* **WRITTEN INSTRUCTION**
Search the data below for the string "Known". Extract every line that contains it.

* **THE DATA**
◆ ◆ ◆

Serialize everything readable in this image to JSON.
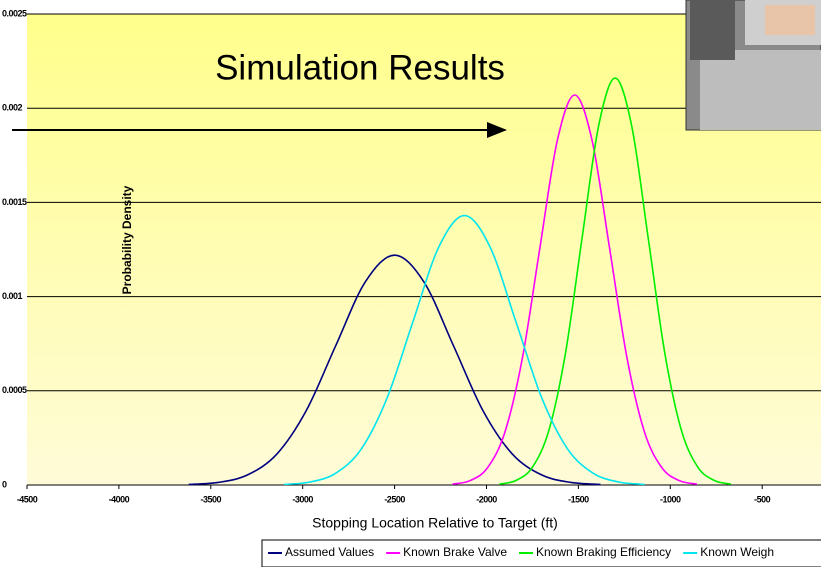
{
  "chart_data": {
    "type": "line",
    "title": "Simulation Results",
    "x_label": "Stopping Location Relative to Target (ft)",
    "y_label": "Probability Density",
    "xlim": [
      -4500,
      -180
    ],
    "ylim": [
      0,
      0.0025
    ],
    "xticks": [
      -4500,
      -4000,
      -3500,
      -3000,
      -2500,
      -2000,
      -1500,
      -1000,
      -500
    ],
    "yticks": [
      0,
      0.0005,
      0.001,
      0.0015,
      0.002,
      0.0025
    ],
    "grid": true,
    "legend": "bottom",
    "series": [
      {
        "name": "Assumed Values",
        "color": "#000080",
        "x": [
          -3620,
          -3460,
          -3300,
          -3140,
          -2980,
          -2820,
          -2660,
          -2500,
          -2340,
          -2180,
          -2020,
          -1860,
          -1700,
          -1540,
          -1380
        ],
        "values": [
          3e-06,
          1.35e-05,
          5.36e-05,
          0.000165,
          0.000396,
          0.00074,
          0.001077,
          0.00122,
          0.001077,
          0.00074,
          0.000396,
          0.000165,
          5.36e-05,
          1.35e-05,
          3e-06
        ]
      },
      {
        "name": "Known Brake Valve",
        "color": "#ff00ff",
        "x": [
          -2185,
          -2090,
          -1995,
          -1900,
          -1805,
          -1710,
          -1615,
          -1520,
          -1425,
          -1330,
          -1235,
          -1140,
          -1045,
          -950,
          -855
        ],
        "values": [
          4.6e-06,
          2.3e-05,
          9.09e-05,
          0.00028,
          0.000672,
          0.001255,
          0.001827,
          0.00207,
          0.001827,
          0.001255,
          0.000672,
          0.00028,
          9.09e-05,
          2.3e-05,
          4.6e-06
        ]
      },
      {
        "name": "Known Braking Efficiency",
        "color": "#00ee00",
        "x": [
          -1930,
          -1840,
          -1750,
          -1660,
          -1570,
          -1480,
          -1390,
          -1300,
          -1210,
          -1120,
          -1030,
          -940,
          -850,
          -760,
          -670
        ],
        "values": [
          4.8e-06,
          2.4e-05,
          9.48e-05,
          0.000292,
          0.000701,
          0.00131,
          0.001906,
          0.00216,
          0.001906,
          0.00131,
          0.000701,
          0.000292,
          9.48e-05,
          2.4e-05,
          4.8e-06
        ]
      },
      {
        "name": "Known Weigh",
        "color": "#00e5ee",
        "x": [
          -3100,
          -2960,
          -2820,
          -2680,
          -2540,
          -2400,
          -2260,
          -2120,
          -1980,
          -1840,
          -1700,
          -1560,
          -1420,
          -1280,
          -1140
        ],
        "values": [
          3.1e-06,
          1.59e-05,
          6.28e-05,
          0.000193,
          0.000464,
          0.000867,
          0.001262,
          0.00143,
          0.001262,
          0.000867,
          0.000464,
          0.000193,
          6.28e-05,
          1.59e-05,
          3.1e-06
        ]
      }
    ]
  }
}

◆ ◆ ◆

* **WRITTEN RESPONSE**
        "name": "Known Brake Valve",
        "name": "Known Braking Efficiency",
        "name": "Known Weigh",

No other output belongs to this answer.